Collected data entries
□ □ □ □

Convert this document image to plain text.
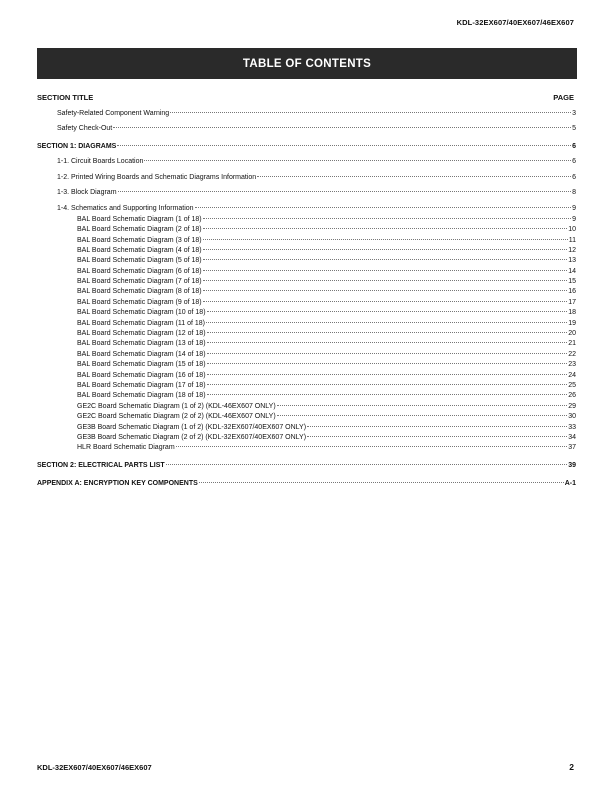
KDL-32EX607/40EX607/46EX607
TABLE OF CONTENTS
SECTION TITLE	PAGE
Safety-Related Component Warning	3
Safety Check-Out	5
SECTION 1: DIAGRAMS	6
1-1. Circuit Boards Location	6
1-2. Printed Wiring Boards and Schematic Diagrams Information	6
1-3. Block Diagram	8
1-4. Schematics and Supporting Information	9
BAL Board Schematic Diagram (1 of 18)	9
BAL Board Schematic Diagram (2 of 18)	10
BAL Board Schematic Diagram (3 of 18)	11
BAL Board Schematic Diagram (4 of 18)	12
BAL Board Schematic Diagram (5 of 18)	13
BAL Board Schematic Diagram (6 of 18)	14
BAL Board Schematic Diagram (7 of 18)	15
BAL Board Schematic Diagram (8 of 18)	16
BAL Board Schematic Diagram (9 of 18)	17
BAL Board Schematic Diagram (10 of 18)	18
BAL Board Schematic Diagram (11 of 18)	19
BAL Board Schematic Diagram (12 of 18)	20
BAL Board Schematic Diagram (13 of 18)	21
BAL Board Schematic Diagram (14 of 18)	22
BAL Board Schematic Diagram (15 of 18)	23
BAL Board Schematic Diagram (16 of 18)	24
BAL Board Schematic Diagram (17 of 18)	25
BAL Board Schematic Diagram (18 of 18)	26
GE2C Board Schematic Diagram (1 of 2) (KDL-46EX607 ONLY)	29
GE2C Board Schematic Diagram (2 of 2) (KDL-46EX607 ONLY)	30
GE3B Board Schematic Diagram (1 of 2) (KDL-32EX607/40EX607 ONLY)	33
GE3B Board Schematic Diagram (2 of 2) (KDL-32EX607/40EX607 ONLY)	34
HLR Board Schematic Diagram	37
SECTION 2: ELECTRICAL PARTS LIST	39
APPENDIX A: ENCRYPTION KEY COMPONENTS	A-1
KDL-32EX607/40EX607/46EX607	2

□ □ □ □

WRITTEN REQUEST: Quote everything in the listing above exactly; pictures are the only thing to omit.

WORKED ANSWER:
Convert this document image to plain text.
KDL-32EX607/40EX607/46EX607
TABLE OF CONTENTS
SECTION TITLE	PAGE
Safety-Related Component Warning	3
Safety Check-Out	5
SECTION 1: DIAGRAMS	6
1-1. Circuit Boards Location	6
1-2. Printed Wiring Boards and Schematic Diagrams Information	6
1-3. Block Diagram	8
1-4. Schematics and Supporting Information	9
BAL Board Schematic Diagram (1 of 18)	9
BAL Board Schematic Diagram (2 of 18)	10
BAL Board Schematic Diagram (3 of 18)	11
BAL Board Schematic Diagram (4 of 18)	12
BAL Board Schematic Diagram (5 of 18)	13
BAL Board Schematic Diagram (6 of 18)	14
BAL Board Schematic Diagram (7 of 18)	15
BAL Board Schematic Diagram (8 of 18)	16
BAL Board Schematic Diagram (9 of 18)	17
BAL Board Schematic Diagram (10 of 18)	18
BAL Board Schematic Diagram (11 of 18)	19
BAL Board Schematic Diagram (12 of 18)	20
BAL Board Schematic Diagram (13 of 18)	21
BAL Board Schematic Diagram (14 of 18)	22
BAL Board Schematic Diagram (15 of 18)	23
BAL Board Schematic Diagram (16 of 18)	24
BAL Board Schematic Diagram (17 of 18)	25
BAL Board Schematic Diagram (18 of 18)	26
GE2C Board Schematic Diagram (1 of 2) (KDL-46EX607 ONLY)	29
GE2C Board Schematic Diagram (2 of 2) (KDL-46EX607 ONLY)	30
GE3B Board Schematic Diagram (1 of 2) (KDL-32EX607/40EX607 ONLY)	33
GE3B Board Schematic Diagram (2 of 2) (KDL-32EX607/40EX607 ONLY)	34
HLR Board Schematic Diagram	37
SECTION 2: ELECTRICAL PARTS LIST	39
APPENDIX A: ENCRYPTION KEY COMPONENTS	A-1
KDL-32EX607/40EX607/46EX607	2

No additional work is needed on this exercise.